* [What the exercise asks]: Check each line of the listing, and copy it if it contains the word "left".

▶

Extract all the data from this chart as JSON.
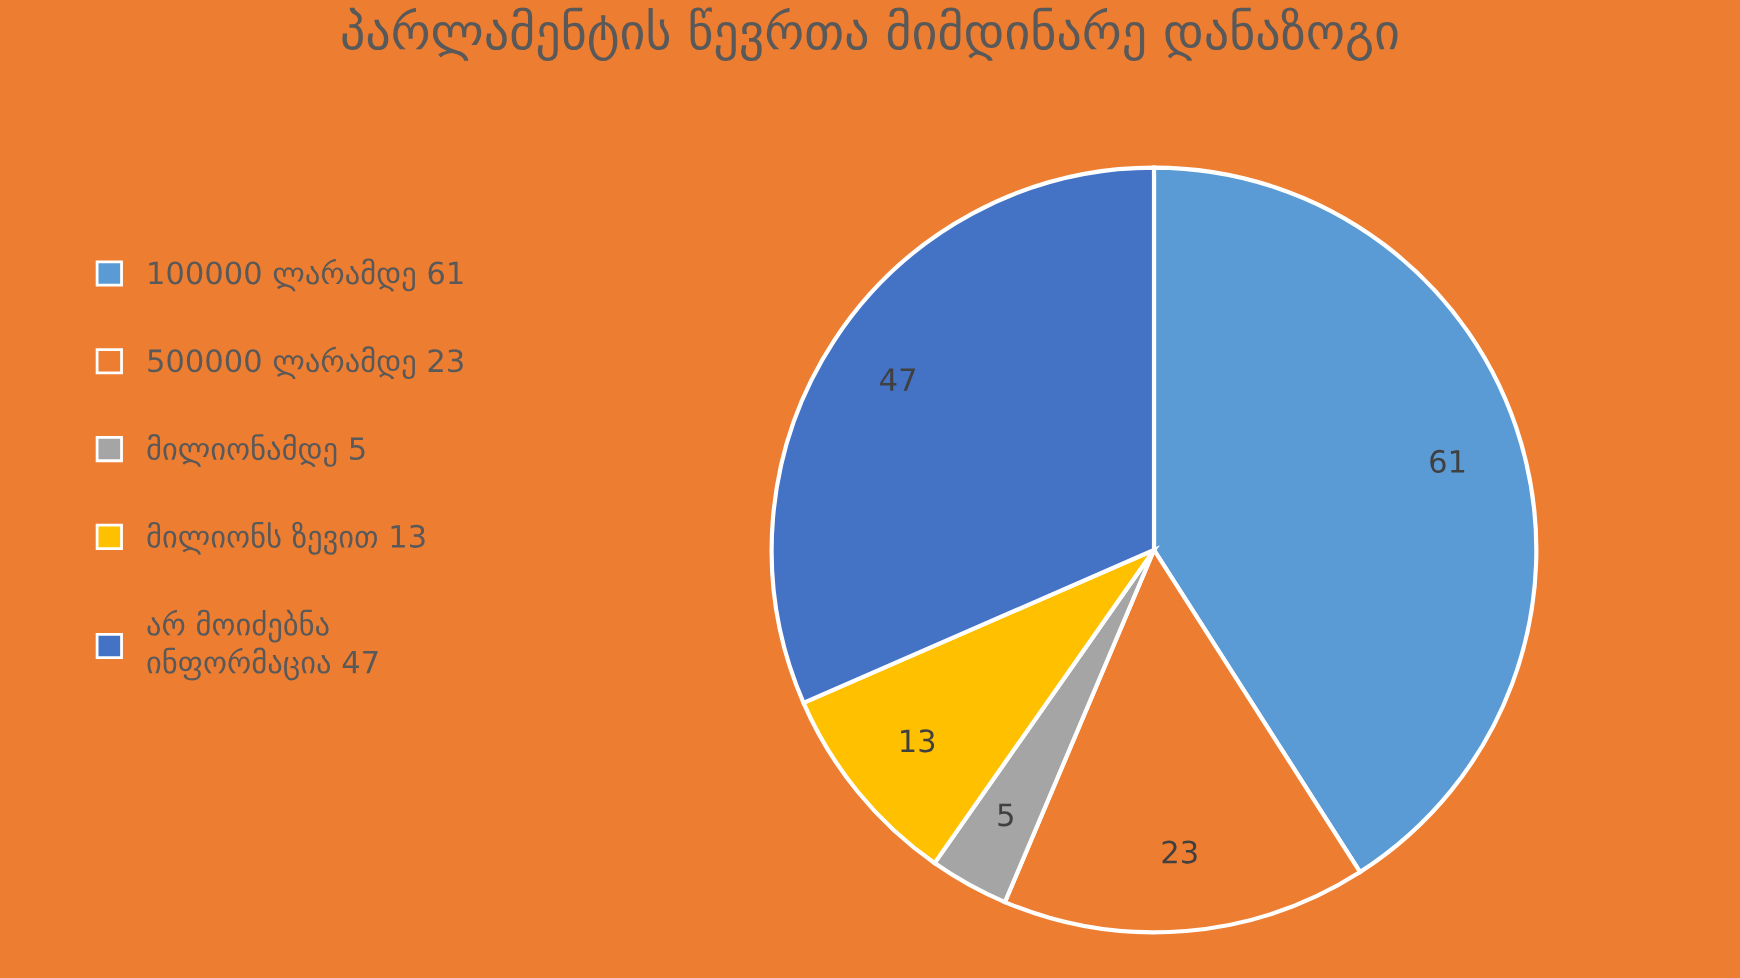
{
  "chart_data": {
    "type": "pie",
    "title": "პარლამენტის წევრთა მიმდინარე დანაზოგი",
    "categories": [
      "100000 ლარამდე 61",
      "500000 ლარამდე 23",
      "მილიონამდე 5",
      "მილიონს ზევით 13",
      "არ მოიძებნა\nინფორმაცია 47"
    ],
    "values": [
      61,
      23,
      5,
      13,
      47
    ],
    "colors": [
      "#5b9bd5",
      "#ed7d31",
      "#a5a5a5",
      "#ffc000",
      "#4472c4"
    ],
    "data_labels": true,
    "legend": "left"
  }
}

◀
▶

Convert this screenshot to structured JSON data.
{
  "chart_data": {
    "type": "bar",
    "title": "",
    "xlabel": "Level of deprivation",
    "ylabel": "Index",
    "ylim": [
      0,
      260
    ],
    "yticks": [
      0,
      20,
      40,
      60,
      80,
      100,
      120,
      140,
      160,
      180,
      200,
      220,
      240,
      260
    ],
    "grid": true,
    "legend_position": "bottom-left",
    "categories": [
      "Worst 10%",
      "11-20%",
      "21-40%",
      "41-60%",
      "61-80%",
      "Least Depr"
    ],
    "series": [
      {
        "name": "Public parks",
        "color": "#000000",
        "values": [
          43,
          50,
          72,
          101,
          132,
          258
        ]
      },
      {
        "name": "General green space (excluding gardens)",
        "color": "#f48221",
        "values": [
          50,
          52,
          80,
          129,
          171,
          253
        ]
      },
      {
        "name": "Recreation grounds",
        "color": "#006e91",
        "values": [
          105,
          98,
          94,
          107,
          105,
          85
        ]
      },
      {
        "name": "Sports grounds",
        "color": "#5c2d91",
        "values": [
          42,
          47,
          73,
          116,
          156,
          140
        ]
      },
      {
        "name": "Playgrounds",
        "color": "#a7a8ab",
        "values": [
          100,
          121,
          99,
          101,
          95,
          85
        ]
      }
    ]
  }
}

◀
▶

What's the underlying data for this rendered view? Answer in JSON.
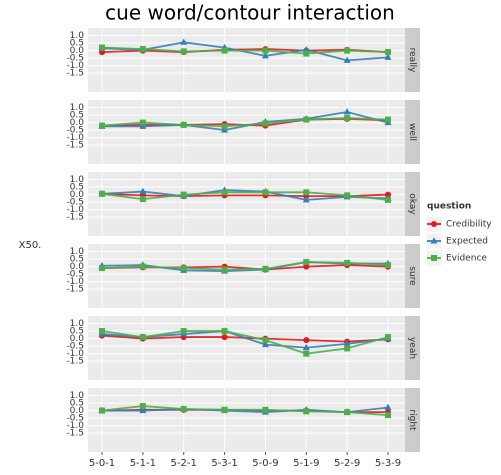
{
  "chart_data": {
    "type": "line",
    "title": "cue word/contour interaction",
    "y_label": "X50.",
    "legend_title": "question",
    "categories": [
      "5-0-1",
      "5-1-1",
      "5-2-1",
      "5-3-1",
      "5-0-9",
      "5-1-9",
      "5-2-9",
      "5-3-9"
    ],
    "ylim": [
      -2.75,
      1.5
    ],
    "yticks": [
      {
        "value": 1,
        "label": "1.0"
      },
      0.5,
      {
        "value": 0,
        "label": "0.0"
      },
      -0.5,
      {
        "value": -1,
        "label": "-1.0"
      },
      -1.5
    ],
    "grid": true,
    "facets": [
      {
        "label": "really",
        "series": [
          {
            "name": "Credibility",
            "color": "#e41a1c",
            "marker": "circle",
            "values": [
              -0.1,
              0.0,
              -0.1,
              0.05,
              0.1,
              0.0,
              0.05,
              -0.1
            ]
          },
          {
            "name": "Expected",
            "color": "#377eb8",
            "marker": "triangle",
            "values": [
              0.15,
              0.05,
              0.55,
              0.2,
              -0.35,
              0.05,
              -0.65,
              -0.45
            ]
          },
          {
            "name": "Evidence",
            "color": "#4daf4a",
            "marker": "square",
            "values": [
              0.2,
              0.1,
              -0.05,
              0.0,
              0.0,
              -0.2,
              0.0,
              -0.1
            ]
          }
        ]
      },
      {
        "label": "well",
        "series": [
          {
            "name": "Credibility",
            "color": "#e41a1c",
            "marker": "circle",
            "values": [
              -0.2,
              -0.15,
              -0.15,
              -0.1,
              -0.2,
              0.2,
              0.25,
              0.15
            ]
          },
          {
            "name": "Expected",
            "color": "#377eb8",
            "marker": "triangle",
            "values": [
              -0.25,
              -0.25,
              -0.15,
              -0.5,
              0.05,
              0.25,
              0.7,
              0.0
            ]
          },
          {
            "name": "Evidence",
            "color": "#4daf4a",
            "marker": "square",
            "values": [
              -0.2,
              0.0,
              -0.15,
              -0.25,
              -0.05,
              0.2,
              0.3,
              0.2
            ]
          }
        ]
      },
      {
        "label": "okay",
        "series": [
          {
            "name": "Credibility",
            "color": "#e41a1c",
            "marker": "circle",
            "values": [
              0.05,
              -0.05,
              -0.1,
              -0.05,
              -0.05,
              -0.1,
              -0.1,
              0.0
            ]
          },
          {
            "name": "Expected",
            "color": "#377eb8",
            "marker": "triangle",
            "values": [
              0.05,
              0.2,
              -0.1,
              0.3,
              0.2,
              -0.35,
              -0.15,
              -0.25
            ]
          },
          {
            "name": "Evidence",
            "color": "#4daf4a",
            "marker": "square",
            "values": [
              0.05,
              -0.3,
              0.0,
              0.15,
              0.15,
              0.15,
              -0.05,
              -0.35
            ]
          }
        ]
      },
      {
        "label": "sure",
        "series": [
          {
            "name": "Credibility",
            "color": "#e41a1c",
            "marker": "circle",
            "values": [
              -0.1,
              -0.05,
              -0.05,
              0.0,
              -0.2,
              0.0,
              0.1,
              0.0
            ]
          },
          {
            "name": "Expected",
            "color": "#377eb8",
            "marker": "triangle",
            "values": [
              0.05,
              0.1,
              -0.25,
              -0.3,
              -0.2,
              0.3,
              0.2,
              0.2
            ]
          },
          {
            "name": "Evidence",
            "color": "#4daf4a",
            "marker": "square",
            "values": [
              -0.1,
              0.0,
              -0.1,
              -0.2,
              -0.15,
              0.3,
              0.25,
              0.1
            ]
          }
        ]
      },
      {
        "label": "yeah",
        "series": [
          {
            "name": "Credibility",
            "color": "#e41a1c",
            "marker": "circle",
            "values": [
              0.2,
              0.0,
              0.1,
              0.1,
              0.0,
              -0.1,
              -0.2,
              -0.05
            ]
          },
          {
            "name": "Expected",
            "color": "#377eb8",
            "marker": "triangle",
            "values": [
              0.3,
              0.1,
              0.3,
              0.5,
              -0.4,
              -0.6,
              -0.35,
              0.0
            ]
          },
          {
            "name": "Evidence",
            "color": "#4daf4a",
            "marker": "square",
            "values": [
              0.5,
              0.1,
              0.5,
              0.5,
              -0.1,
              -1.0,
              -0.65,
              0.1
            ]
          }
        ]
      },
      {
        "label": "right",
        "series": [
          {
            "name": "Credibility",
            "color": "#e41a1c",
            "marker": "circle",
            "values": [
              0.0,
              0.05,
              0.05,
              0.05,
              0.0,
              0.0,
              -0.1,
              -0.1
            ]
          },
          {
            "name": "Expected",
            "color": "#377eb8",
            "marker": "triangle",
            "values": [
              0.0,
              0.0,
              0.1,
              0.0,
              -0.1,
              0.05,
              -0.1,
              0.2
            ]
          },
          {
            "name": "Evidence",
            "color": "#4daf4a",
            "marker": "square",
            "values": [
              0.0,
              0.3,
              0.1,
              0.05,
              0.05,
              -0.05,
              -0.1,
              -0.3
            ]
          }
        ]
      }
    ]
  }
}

◀

* [Answer for the task]:
    "legend": "left"
    "legend_position": "bottom-left",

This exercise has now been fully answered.